Given exercise
Reproduce the whole listing, character for character.

## start

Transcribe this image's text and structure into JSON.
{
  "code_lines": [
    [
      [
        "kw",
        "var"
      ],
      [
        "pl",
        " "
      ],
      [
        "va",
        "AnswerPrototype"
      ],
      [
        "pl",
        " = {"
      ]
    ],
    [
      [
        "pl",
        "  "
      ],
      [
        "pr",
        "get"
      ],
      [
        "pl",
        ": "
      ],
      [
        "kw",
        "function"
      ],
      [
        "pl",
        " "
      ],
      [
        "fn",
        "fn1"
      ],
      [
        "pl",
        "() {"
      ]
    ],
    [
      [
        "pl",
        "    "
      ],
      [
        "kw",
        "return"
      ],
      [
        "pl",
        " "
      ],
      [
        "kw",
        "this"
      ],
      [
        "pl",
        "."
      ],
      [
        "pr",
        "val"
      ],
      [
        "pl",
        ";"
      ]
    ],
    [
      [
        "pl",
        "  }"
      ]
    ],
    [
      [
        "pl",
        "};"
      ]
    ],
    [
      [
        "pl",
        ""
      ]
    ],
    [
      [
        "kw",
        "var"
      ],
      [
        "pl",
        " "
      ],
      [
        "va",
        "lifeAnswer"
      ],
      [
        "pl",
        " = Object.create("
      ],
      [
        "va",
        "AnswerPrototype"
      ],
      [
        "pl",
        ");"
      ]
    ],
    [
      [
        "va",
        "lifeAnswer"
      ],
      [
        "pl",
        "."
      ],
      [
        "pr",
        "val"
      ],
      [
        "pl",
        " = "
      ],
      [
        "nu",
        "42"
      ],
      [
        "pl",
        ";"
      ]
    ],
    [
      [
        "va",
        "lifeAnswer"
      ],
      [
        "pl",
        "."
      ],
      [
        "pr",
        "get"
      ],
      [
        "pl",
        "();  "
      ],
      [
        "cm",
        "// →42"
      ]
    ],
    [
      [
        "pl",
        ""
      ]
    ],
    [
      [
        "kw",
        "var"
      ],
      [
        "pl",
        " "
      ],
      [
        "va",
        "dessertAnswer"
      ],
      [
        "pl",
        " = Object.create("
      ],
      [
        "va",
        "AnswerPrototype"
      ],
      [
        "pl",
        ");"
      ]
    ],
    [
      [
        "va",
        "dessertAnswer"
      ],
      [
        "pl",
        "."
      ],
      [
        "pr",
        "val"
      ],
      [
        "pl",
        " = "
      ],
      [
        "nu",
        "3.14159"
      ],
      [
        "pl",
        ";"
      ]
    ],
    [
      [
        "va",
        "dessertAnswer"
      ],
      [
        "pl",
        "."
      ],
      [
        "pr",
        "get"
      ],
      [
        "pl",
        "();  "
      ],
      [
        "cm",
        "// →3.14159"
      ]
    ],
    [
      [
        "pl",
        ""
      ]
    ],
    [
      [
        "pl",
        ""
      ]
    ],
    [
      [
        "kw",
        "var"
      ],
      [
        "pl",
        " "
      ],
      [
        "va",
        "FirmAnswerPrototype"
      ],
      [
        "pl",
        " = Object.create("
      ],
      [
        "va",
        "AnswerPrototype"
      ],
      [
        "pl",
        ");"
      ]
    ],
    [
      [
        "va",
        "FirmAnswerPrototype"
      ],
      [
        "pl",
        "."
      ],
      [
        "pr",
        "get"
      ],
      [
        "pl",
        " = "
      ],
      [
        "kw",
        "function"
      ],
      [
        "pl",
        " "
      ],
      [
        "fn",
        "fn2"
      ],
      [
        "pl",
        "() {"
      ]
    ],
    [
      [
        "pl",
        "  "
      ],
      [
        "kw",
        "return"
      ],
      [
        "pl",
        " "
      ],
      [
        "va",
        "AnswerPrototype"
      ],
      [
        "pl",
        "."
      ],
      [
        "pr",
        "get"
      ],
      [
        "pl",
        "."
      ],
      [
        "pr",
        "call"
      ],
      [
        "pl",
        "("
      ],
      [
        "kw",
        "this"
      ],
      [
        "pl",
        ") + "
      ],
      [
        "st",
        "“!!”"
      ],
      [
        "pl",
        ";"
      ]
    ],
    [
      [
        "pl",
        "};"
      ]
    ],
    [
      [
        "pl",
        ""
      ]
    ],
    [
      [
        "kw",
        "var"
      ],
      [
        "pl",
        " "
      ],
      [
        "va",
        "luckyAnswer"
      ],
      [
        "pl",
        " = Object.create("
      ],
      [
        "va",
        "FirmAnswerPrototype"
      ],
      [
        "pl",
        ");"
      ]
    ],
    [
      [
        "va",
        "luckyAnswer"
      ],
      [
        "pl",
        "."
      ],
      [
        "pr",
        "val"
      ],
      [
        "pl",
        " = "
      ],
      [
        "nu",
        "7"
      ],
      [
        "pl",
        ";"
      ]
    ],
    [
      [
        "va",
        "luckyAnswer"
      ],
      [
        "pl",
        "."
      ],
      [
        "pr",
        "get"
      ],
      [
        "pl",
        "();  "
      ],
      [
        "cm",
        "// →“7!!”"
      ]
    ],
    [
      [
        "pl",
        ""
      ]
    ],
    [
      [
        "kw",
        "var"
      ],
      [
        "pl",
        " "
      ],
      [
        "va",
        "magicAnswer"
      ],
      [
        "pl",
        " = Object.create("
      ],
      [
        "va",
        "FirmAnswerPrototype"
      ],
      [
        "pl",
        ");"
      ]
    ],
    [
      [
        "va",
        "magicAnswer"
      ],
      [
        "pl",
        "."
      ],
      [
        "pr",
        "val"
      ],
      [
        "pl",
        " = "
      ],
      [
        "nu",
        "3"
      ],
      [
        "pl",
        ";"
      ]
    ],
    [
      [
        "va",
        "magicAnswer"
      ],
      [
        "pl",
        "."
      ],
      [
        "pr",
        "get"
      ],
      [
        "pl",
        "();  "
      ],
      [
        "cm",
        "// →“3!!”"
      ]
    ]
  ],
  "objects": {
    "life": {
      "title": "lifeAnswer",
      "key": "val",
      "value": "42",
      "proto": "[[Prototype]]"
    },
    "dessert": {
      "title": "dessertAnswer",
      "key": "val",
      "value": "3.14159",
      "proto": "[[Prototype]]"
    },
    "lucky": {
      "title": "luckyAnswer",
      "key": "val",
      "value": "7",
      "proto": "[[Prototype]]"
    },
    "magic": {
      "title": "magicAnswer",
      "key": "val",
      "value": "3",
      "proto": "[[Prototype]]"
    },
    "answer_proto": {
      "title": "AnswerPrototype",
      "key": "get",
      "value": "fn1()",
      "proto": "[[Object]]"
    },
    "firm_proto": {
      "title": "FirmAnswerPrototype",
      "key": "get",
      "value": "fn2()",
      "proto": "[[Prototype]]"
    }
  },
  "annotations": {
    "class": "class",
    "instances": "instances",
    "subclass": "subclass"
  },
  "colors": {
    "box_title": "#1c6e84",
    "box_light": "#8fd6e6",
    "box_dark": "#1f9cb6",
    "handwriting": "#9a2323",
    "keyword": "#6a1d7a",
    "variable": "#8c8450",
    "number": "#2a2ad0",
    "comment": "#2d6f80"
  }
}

## end

Response
Transcribe this image's text and structure into JSON.
{
  "code_lines": [
    [
      [
        "kw",
        "var"
      ],
      [
        "pl",
        " "
      ],
      [
        "va",
        "AnswerPrototype"
      ],
      [
        "pl",
        " = {"
      ]
    ],
    [
      [
        "pl",
        "  "
      ],
      [
        "pr",
        "get"
      ],
      [
        "pl",
        ": "
      ],
      [
        "kw",
        "function"
      ],
      [
        "pl",
        " "
      ],
      [
        "fn",
        "fn1"
      ],
      [
        "pl",
        "() {"
      ]
    ],
    [
      [
        "pl",
        "    "
      ],
      [
        "kw",
        "return"
      ],
      [
        "pl",
        " "
      ],
      [
        "kw",
        "this"
      ],
      [
        "pl",
        "."
      ],
      [
        "pr",
        "val"
      ],
      [
        "pl",
        ";"
      ]
    ],
    [
      [
        "pl",
        "  }"
      ]
    ],
    [
      [
        "pl",
        "};"
      ]
    ],
    [
      [
        "pl",
        ""
      ]
    ],
    [
      [
        "kw",
        "var"
      ],
      [
        "pl",
        " "
      ],
      [
        "va",
        "lifeAnswer"
      ],
      [
        "pl",
        " = Object.create("
      ],
      [
        "va",
        "AnswerPrototype"
      ],
      [
        "pl",
        ");"
      ]
    ],
    [
      [
        "va",
        "lifeAnswer"
      ],
      [
        "pl",
        "."
      ],
      [
        "pr",
        "val"
      ],
      [
        "pl",
        " = "
      ],
      [
        "nu",
        "42"
      ],
      [
        "pl",
        ";"
      ]
    ],
    [
      [
        "va",
        "lifeAnswer"
      ],
      [
        "pl",
        "."
      ],
      [
        "pr",
        "get"
      ],
      [
        "pl",
        "();  "
      ],
      [
        "cm",
        "// →42"
      ]
    ],
    [
      [
        "pl",
        ""
      ]
    ],
    [
      [
        "kw",
        "var"
      ],
      [
        "pl",
        " "
      ],
      [
        "va",
        "dessertAnswer"
      ],
      [
        "pl",
        " = Object.create("
      ],
      [
        "va",
        "AnswerPrototype"
      ],
      [
        "pl",
        ");"
      ]
    ],
    [
      [
        "va",
        "dessertAnswer"
      ],
      [
        "pl",
        "."
      ],
      [
        "pr",
        "val"
      ],
      [
        "pl",
        " = "
      ],
      [
        "nu",
        "3.14159"
      ],
      [
        "pl",
        ";"
      ]
    ],
    [
      [
        "va",
        "dessertAnswer"
      ],
      [
        "pl",
        "."
      ],
      [
        "pr",
        "get"
      ],
      [
        "pl",
        "();  "
      ],
      [
        "cm",
        "// →3.14159"
      ]
    ],
    [
      [
        "pl",
        ""
      ]
    ],
    [
      [
        "pl",
        ""
      ]
    ],
    [
      [
        "kw",
        "var"
      ],
      [
        "pl",
        " "
      ],
      [
        "va",
        "FirmAnswerPrototype"
      ],
      [
        "pl",
        " = Object.create("
      ],
      [
        "va",
        "AnswerPrototype"
      ],
      [
        "pl",
        ");"
      ]
    ],
    [
      [
        "va",
        "FirmAnswerPrototype"
      ],
      [
        "pl",
        "."
      ],
      [
        "pr",
        "get"
      ],
      [
        "pl",
        " = "
      ],
      [
        "kw",
        "function"
      ],
      [
        "pl",
        " "
      ],
      [
        "fn",
        "fn2"
      ],
      [
        "pl",
        "() {"
      ]
    ],
    [
      [
        "pl",
        "  "
      ],
      [
        "kw",
        "return"
      ],
      [
        "pl",
        " "
      ],
      [
        "va",
        "AnswerPrototype"
      ],
      [
        "pl",
        "."
      ],
      [
        "pr",
        "get"
      ],
      [
        "pl",
        "."
      ],
      [
        "pr",
        "call"
      ],
      [
        "pl",
        "("
      ],
      [
        "kw",
        "this"
      ],
      [
        "pl",
        ") + "
      ],
      [
        "st",
        "“!!”"
      ],
      [
        "pl",
        ";"
      ]
    ],
    [
      [
        "pl",
        "};"
      ]
    ],
    [
      [
        "pl",
        ""
      ]
    ],
    [
      [
        "kw",
        "var"
      ],
      [
        "pl",
        " "
      ],
      [
        "va",
        "luckyAnswer"
      ],
      [
        "pl",
        " = Object.create("
      ],
      [
        "va",
        "FirmAnswerPrototype"
      ],
      [
        "pl",
        ");"
      ]
    ],
    [
      [
        "va",
        "luckyAnswer"
      ],
      [
        "pl",
        "."
      ],
      [
        "pr",
        "val"
      ],
      [
        "pl",
        " = "
      ],
      [
        "nu",
        "7"
      ],
      [
        "pl",
        ";"
      ]
    ],
    [
      [
        "va",
        "luckyAnswer"
      ],
      [
        "pl",
        "."
      ],
      [
        "pr",
        "get"
      ],
      [
        "pl",
        "();  "
      ],
      [
        "cm",
        "// →“7!!”"
      ]
    ],
    [
      [
        "pl",
        ""
      ]
    ],
    [
      [
        "kw",
        "var"
      ],
      [
        "pl",
        " "
      ],
      [
        "va",
        "magicAnswer"
      ],
      [
        "pl",
        " = Object.create("
      ],
      [
        "va",
        "FirmAnswerPrototype"
      ],
      [
        "pl",
        ");"
      ]
    ],
    [
      [
        "va",
        "magicAnswer"
      ],
      [
        "pl",
        "."
      ],
      [
        "pr",
        "val"
      ],
      [
        "pl",
        " = "
      ],
      [
        "nu",
        "3"
      ],
      [
        "pl",
        ";"
      ]
    ],
    [
      [
        "va",
        "magicAnswer"
      ],
      [
        "pl",
        "."
      ],
      [
        "pr",
        "get"
      ],
      [
        "pl",
        "();  "
      ],
      [
        "cm",
        "// →“3!!”"
      ]
    ]
  ],
  "objects": {
    "life": {
      "title": "lifeAnswer",
      "key": "val",
      "value": "42",
      "proto": "[[Prototype]]"
    },
    "dessert": {
      "title": "dessertAnswer",
      "key": "val",
      "value": "3.14159",
      "proto": "[[Prototype]]"
    },
    "lucky": {
      "title": "luckyAnswer",
      "key": "val",
      "value": "7",
      "proto": "[[Prototype]]"
    },
    "magic": {
      "title": "magicAnswer",
      "key": "val",
      "value": "3",
      "proto": "[[Prototype]]"
    },
    "answer_proto": {
      "title": "AnswerPrototype",
      "key": "get",
      "value": "fn1()",
      "proto": "[[Object]]"
    },
    "firm_proto": {
      "title": "FirmAnswerPrototype",
      "key": "get",
      "value": "fn2()",
      "proto": "[[Prototype]]"
    }
  },
  "annotations": {
    "class": "class",
    "instances": "instances",
    "subclass": "subclass"
  },
  "colors": {
    "box_title": "#1c6e84",
    "box_light": "#8fd6e6",
    "box_dark": "#1f9cb6",
    "handwriting": "#9a2323",
    "keyword": "#6a1d7a",
    "variable": "#8c8450",
    "number": "#2a2ad0",
    "comment": "#2d6f80"
  }
}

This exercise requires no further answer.